→ **Task goal**
Quote, exactly, the line holding "Type out the text in this image." and all lines after it to the end of the records below. Exclude pictures.

[Stored data entries]
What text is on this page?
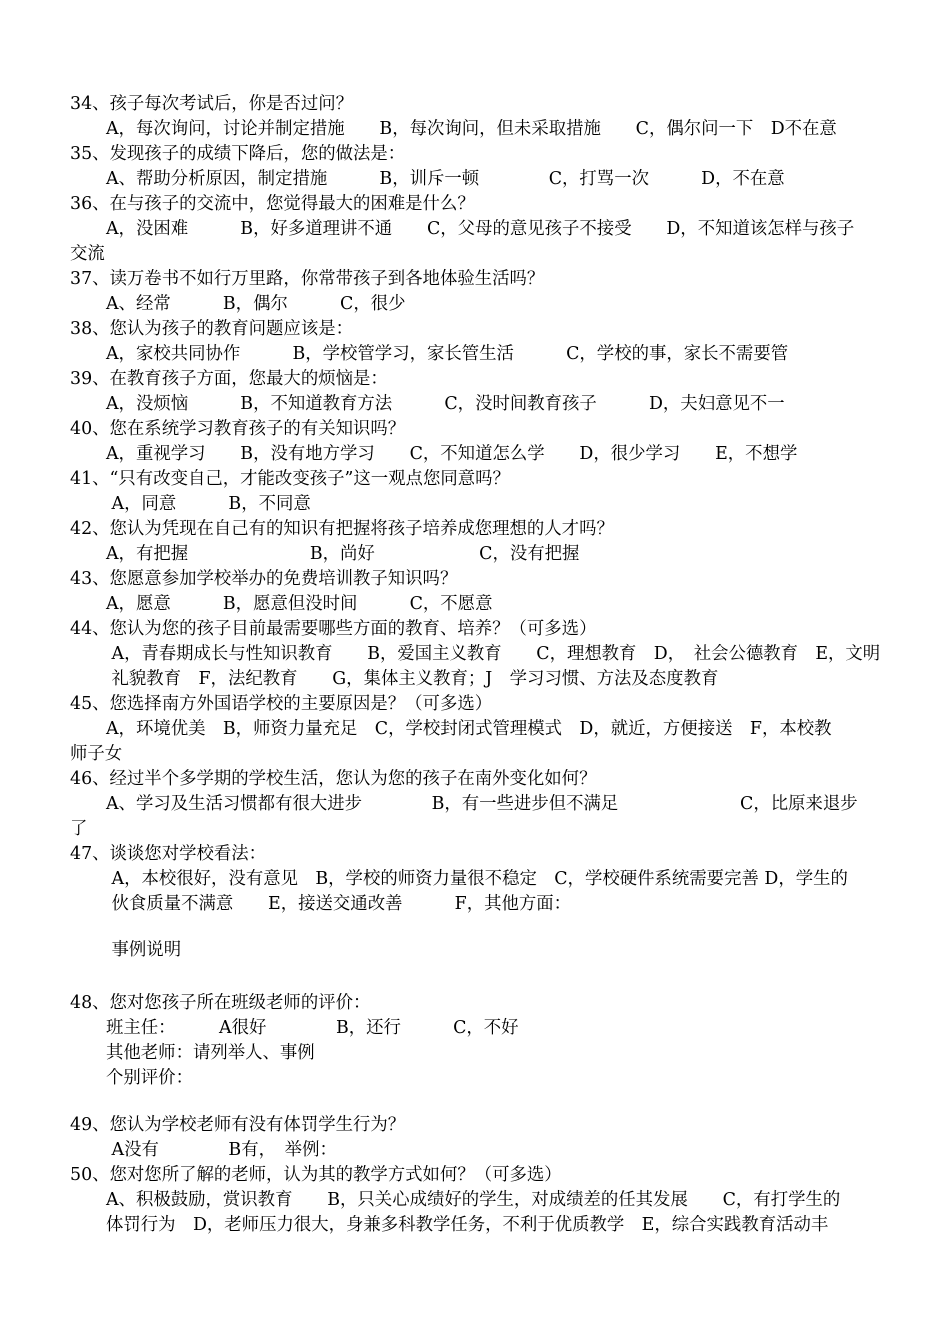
34、孩子每次考试后，你是否过问？
A，每次询问，讨论并制定措施　　B，每次询问，但未采取措施　　C，偶尔问一下　D不在意
35、发现孩子的成绩下降后，您的做法是：
A、帮助分析原因，制定措施　　　B，训斥一顿　　　　C，打骂一次　　　D，不在意
36、在与孩子的交流中，您觉得最大的困难是什么？
A，没困难　　　B，好多道理讲不通　　C，父母的意见孩子不接受　　D，不知道该怎样与孩子
交流
37、读万卷书不如行万里路，你常带孩子到各地体验生活吗？
A、经常　　　B，偶尔　　　C，很少
38、您认为孩子的教育问题应该是：
A，家校共同协作　　　B，学校管学习，家长管生活　　　C，学校的事，家长不需要管
39、在教育孩子方面，您最大的烦恼是：
A，没烦恼　　　B，不知道教育方法　　　C，没时间教育孩子　　　D，夫妇意见不一
40、您在系统学习教育孩子的有关知识吗？
A，重视学习　　B，没有地方学习　　C，不知道怎么学　　D，很少学习　　E，不想学
41、“只有改变自己，才能改变孩子”这一观点您同意吗？
A，同意　　　B，不同意
42、您认为凭现在自己有的知识有把握将孩子培养成您理想的人才吗？
A，有把握　　　　　　　B，尚好　　　　　　C，没有把握
43、您愿意参加学校举办的免费培训教子知识吗？
A，愿意　　　B，愿意但没时间　　　C，不愿意
44、您认为您的孩子目前最需要哪些方面的教育、培养？（可多选）
A，青春期成长与性知识教育　　B，爱国主义教育　　C，理想教育　D，　社会公德教育　E，文明
礼貌教育　F，法纪教育　　G，集体主义教育；J　学习习惯、方法及态度教育
45、您选择南方外国语学校的主要原因是？（可多选）
A，环境优美　B，师资力量充足　C，学校封闭式管理模式　D，就近，方便接送　F，本校教
师子女
46、经过半个多学期的学校生活，您认为您的孩子在南外变化如何？
A、学习及生活习惯都有很大进步　　　　B，有一些进步但不满足　　　　　　　C，比原来退步
了
47、谈谈您对学校看法：
A，本校很好，没有意见　B，学校的师资力量很不稳定　C，学校硬件系统需要完善 D，学生的
伙食质量不满意　　E，接送交通改善　　　F，其他方面：
事例说明
48、您对您孩子所在班级老师的评价：
班主任：　　　A很好　　　　B，还行　　　C，不好
其他老师：请列举人、事例
个别评价：
49、您认为学校老师有没有体罚学生行为？
A没有　　　　B有，　举例：
50、您对您所了解的老师，认为其的教学方式如何？（可多选）
A、积极鼓励，赏识教育　　B，只关心成绩好的学生，对成绩差的任其发展　　C，有打学生的
体罚行为　D，老师压力很大，身兼多科教学任务，不利于优质教学　E，综合实践教育活动丰
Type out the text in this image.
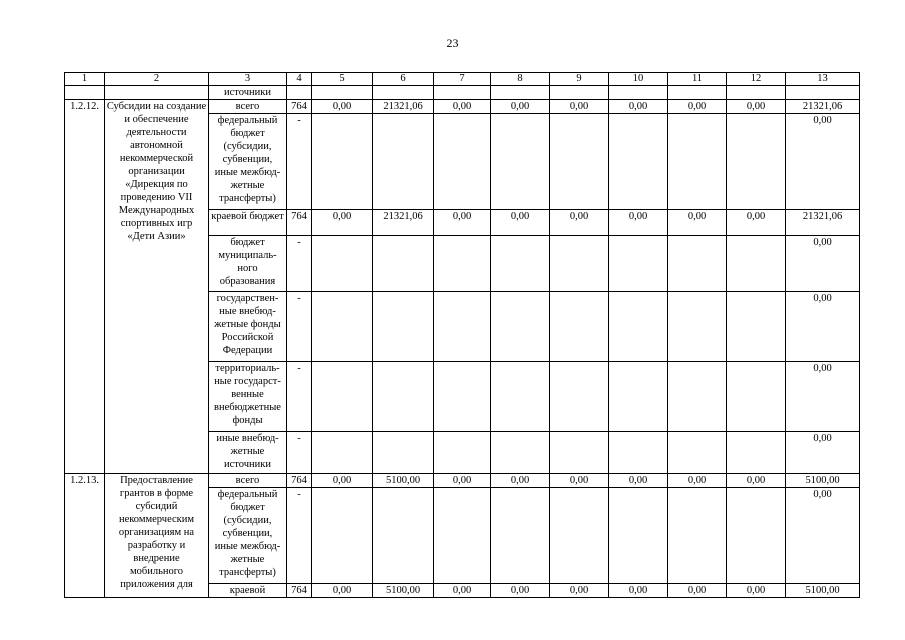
23
1	2	3	4	5	6	7	8	9	10	11	12	13
		источники										
1.2.12.	Субсидии на создание и обеспечение деятельности автономной некоммерческой организации «Дирекция по проведению VII Международных спортивных игр «Дети Азии»	всего	764	0,00	21321,06	0,00	0,00	0,00	0,00	0,00	0,00	21321,06
		федеральный бюджет (субсидии, субвенции, иные межбюд-жетные трансферты)	-									0,00
		краевой бюджет	764	0,00	21321,06	0,00	0,00	0,00	0,00	0,00	0,00	21321,06
		бюджет муниципаль-ного образования	-									0,00
		государствен-ные внебюд-жетные фонды Российской Федерации	-									0,00
		территориаль-ные государст-венные внебюджетные фонды	-									0,00
		иные внебюд-жетные источники	-									0,00
1.2.13.	Предоставление грантов в форме субсидий некоммерческим организациям на разработку и внедрение мобильного приложения для	всего	764	0,00	5100,00	0,00	0,00	0,00	0,00	0,00	0,00	5100,00
		федеральный бюджет (субсидии, субвенции, иные межбюд-жетные трансферты)	-									0,00
		краевой	764	0,00	5100,00	0,00	0,00	0,00	0,00	0,00	0,00	5100,00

→ **Exercise solution**
Type out the text in this image.
23
1	2	3	4	5	6	7	8	9	10	11	12	13
		источники										
1.2.12.	Субсидии на создание и обеспечение деятельности автономной некоммерческой организации «Дирекция по проведению VII Международных спортивных игр «Дети Азии»	всего	764	0,00	21321,06	0,00	0,00	0,00	0,00	0,00	0,00	21321,06
		федеральный бюджет (субсидии, субвенции, иные межбюд-жетные трансферты)	-									0,00
		краевой бюджет	764	0,00	21321,06	0,00	0,00	0,00	0,00	0,00	0,00	21321,06
		бюджет муниципаль-ного образования	-									0,00
		государствен-ные внебюд-жетные фонды Российской Федерации	-									0,00
		территориаль-ные государст-венные внебюджетные фонды	-									0,00
		иные внебюд-жетные источники	-									0,00
1.2.13.	Предоставление грантов в форме субсидий некоммерческим организациям на разработку и внедрение мобильного приложения для	всего	764	0,00	5100,00	0,00	0,00	0,00	0,00	0,00	0,00	5100,00
		федеральный бюджет (субсидии, субвенции, иные межбюд-жетные трансферты)	-									0,00
		краевой	764	0,00	5100,00	0,00	0,00	0,00	0,00	0,00	0,00	5100,00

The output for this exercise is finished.